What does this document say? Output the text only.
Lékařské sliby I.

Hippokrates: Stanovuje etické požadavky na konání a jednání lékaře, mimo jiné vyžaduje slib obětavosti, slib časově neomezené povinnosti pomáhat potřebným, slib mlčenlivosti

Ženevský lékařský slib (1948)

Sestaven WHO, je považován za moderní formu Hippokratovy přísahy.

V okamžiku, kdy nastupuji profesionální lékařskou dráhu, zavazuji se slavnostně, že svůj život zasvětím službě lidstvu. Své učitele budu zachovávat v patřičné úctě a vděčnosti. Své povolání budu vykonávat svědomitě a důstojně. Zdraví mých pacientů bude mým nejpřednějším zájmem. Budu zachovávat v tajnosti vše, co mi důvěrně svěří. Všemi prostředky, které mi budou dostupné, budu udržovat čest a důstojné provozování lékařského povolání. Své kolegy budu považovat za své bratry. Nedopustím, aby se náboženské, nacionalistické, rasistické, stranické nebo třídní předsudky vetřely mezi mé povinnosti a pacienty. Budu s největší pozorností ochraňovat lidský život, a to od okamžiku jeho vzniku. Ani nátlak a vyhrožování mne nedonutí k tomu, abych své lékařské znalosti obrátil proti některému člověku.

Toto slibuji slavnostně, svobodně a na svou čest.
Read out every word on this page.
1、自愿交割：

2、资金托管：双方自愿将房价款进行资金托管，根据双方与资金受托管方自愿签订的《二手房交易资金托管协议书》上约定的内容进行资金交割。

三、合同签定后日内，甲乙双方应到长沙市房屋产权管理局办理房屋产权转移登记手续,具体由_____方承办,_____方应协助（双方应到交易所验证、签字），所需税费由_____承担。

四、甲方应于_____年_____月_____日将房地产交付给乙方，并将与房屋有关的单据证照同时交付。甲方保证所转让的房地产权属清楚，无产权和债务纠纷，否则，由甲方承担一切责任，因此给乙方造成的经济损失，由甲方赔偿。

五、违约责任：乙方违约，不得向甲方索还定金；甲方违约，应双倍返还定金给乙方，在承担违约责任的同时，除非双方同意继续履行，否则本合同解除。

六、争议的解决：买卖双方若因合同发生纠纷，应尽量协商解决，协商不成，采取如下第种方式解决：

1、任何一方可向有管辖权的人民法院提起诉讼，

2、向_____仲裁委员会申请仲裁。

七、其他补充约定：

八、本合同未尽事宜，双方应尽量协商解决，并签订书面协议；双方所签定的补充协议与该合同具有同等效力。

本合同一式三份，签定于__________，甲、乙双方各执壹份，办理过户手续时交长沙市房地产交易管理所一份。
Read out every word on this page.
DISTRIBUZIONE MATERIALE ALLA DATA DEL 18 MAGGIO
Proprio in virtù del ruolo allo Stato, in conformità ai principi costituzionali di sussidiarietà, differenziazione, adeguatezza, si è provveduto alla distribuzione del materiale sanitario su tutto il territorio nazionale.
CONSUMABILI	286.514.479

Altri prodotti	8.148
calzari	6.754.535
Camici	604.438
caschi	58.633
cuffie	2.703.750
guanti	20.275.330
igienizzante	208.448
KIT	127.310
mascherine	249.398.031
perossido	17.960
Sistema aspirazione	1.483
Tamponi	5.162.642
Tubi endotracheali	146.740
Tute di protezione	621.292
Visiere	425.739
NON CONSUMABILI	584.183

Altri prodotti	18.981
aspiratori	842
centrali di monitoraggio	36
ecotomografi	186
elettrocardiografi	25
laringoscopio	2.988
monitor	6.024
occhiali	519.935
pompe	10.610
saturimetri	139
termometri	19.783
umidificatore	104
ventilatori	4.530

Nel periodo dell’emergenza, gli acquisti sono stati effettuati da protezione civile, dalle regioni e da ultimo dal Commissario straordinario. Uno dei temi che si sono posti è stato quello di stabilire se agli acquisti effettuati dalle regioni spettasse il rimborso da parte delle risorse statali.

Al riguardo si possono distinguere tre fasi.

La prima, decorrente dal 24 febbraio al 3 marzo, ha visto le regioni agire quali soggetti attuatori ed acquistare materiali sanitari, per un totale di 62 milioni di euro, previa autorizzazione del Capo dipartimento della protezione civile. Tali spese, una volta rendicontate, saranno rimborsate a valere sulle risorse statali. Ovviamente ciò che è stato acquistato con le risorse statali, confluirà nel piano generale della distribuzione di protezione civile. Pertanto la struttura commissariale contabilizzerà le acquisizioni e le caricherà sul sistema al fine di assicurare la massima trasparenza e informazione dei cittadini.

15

**********

• [Short task]: Copy out each line of the data where the string "Altri" appears.

• [Exercise result]:
Altri prodotti	8.148
Altri prodotti	18.981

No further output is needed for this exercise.